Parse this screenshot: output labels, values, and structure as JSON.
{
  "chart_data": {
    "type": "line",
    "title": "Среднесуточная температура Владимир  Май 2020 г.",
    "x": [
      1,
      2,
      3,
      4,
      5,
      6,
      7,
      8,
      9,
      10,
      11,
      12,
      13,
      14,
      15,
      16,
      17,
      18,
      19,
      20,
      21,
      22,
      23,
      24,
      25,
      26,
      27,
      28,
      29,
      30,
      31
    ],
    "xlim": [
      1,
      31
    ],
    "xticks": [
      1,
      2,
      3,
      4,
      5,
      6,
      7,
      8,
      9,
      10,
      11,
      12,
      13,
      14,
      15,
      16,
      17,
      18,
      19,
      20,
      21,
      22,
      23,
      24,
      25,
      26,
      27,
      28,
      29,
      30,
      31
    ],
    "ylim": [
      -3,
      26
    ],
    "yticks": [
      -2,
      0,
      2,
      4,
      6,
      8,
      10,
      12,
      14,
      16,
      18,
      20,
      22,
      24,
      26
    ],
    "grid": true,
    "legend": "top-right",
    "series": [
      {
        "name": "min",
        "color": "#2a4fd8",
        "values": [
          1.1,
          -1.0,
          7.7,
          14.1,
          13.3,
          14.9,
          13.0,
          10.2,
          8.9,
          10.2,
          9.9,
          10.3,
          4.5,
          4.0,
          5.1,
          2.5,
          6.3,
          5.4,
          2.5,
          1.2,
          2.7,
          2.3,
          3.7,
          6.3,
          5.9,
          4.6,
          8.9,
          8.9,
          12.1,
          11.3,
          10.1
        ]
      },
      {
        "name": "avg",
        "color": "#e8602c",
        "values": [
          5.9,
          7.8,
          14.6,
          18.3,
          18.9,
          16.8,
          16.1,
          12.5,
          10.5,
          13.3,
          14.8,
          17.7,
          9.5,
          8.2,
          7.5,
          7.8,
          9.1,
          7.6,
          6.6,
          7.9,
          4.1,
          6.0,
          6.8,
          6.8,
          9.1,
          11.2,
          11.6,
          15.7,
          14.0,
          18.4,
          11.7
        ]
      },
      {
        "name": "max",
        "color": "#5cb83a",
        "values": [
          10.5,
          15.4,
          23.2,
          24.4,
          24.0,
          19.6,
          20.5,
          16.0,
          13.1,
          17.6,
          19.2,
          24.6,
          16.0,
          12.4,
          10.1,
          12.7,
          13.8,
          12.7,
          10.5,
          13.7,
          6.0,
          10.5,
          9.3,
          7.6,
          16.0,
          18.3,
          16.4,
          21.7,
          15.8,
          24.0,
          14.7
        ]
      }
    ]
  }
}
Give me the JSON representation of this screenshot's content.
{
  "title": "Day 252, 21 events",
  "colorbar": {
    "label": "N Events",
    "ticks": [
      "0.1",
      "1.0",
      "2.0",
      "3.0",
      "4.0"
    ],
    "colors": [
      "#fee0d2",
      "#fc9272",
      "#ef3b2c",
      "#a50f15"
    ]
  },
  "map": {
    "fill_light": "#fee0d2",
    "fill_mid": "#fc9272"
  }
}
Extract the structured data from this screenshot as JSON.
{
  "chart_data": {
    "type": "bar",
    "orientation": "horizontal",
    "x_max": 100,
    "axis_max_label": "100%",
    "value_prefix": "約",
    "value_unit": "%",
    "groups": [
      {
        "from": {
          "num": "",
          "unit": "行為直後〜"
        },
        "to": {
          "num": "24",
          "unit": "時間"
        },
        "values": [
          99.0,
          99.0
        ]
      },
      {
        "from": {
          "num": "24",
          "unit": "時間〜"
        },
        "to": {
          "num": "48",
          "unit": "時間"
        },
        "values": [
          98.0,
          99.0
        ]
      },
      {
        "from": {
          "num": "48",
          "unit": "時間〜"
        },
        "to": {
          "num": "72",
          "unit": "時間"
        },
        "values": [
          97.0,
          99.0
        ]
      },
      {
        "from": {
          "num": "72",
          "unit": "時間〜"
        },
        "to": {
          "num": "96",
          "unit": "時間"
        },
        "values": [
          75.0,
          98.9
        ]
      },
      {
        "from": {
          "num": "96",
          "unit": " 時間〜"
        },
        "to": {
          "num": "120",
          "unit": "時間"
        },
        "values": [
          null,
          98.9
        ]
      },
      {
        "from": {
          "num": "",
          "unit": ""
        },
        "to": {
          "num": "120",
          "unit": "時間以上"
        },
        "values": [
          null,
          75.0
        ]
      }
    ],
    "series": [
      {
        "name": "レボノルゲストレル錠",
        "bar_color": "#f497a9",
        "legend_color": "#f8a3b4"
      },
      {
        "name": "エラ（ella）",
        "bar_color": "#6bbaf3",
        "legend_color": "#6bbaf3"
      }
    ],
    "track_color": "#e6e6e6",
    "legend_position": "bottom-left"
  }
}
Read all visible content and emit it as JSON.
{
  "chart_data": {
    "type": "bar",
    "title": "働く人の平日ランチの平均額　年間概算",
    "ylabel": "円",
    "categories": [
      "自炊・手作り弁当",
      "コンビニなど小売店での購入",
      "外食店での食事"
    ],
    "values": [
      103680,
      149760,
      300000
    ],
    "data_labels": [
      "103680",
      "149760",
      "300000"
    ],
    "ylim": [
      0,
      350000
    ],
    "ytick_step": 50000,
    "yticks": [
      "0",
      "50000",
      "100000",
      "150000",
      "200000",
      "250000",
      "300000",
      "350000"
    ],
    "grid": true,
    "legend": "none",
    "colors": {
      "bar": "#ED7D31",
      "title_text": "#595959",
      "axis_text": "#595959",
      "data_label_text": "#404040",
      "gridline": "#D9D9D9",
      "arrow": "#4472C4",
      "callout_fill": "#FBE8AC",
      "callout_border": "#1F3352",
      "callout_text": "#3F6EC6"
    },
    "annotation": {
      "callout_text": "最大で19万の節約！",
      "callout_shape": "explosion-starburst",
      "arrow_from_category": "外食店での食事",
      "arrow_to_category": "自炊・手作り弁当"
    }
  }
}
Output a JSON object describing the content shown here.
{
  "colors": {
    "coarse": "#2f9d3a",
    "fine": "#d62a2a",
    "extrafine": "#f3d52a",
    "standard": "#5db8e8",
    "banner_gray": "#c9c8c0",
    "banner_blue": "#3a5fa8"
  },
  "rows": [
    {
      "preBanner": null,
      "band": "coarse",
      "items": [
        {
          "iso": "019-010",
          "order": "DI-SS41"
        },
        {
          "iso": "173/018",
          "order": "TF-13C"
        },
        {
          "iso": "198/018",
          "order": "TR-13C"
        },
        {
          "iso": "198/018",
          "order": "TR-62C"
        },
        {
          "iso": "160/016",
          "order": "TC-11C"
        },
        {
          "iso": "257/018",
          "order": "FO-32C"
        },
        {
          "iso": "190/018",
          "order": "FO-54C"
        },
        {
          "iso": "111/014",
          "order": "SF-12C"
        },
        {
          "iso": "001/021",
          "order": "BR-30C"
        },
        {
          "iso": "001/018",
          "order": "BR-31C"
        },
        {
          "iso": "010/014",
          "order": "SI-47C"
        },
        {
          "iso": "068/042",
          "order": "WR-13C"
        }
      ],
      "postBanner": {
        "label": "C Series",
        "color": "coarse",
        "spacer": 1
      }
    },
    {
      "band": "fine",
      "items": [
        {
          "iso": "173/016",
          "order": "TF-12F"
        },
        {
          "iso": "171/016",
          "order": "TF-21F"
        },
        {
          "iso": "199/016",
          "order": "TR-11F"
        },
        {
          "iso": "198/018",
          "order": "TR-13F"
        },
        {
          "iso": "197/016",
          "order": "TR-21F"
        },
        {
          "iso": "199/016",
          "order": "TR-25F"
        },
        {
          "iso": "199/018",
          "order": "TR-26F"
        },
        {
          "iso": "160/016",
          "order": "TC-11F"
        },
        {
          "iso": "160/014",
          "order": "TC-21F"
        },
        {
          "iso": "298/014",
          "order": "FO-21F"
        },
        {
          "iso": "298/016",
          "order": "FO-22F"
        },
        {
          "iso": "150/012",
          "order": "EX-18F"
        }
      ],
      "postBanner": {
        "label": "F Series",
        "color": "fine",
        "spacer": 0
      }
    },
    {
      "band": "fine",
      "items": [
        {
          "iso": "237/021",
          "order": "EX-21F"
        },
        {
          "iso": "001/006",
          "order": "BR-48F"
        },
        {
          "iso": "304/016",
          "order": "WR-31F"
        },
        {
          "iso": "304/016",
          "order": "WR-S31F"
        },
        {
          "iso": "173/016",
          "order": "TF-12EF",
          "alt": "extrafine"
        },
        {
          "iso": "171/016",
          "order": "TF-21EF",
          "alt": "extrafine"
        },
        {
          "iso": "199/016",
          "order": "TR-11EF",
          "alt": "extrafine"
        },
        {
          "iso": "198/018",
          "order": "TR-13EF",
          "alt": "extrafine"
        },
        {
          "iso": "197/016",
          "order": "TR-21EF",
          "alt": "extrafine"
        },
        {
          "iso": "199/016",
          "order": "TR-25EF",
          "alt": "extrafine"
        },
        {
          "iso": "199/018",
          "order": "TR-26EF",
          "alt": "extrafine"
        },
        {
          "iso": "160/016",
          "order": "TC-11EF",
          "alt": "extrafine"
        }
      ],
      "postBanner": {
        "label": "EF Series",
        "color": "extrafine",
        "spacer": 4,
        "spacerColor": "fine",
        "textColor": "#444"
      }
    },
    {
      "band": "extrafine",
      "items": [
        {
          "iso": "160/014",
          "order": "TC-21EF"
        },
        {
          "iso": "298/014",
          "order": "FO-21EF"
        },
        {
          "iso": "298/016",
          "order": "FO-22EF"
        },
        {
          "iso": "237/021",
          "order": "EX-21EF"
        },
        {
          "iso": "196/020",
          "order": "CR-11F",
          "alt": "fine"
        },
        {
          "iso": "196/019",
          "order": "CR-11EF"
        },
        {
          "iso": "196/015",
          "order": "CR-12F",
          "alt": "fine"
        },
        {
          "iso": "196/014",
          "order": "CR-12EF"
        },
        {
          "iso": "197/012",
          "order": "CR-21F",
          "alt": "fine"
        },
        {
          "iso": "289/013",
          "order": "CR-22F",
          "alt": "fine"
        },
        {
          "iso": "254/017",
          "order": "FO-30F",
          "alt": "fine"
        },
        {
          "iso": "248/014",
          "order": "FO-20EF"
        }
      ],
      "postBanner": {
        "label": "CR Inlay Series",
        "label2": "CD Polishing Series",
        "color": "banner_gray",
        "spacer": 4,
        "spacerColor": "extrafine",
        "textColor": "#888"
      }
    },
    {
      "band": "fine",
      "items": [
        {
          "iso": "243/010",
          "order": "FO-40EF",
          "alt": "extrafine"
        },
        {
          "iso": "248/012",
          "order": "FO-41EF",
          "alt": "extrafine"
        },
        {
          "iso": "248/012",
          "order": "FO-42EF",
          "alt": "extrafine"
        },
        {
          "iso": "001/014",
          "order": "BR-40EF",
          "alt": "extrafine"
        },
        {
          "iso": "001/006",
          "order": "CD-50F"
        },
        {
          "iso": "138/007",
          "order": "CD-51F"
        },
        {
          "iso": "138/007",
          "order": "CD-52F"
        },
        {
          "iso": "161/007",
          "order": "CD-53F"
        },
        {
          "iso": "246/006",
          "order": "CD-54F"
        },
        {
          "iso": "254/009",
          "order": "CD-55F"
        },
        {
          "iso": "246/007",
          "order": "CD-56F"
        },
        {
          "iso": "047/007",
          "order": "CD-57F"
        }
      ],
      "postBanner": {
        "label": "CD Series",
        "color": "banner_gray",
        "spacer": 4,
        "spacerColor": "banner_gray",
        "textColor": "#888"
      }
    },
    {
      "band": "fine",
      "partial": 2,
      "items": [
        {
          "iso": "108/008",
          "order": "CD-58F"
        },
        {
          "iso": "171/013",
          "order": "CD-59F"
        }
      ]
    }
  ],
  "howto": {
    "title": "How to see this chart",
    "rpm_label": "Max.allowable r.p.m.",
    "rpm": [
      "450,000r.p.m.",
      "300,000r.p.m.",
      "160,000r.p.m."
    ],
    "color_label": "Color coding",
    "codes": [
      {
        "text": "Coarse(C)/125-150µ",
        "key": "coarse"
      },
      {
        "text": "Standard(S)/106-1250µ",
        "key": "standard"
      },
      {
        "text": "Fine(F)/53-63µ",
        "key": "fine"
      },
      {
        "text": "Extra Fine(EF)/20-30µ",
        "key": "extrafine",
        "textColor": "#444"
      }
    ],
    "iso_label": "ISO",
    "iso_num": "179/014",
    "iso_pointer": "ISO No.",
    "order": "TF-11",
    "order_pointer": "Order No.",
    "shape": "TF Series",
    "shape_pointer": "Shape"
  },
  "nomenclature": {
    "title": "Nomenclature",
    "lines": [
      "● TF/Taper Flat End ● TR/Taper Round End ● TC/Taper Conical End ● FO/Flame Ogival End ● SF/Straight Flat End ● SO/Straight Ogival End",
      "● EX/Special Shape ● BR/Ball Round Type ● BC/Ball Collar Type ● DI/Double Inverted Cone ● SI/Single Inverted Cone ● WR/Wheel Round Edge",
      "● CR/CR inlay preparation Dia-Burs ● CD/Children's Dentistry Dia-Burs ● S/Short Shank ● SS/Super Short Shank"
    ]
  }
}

------------

= PROBLEM =
In the listing, find all lines with the string "screenshot" and copy them.

= EXERCISE RESULT =
Parse this screenshot: output labels, values, and structure as JSON.
Give me the JSON representation of this screenshot's content.
Extract the structured data from this screenshot as JSON.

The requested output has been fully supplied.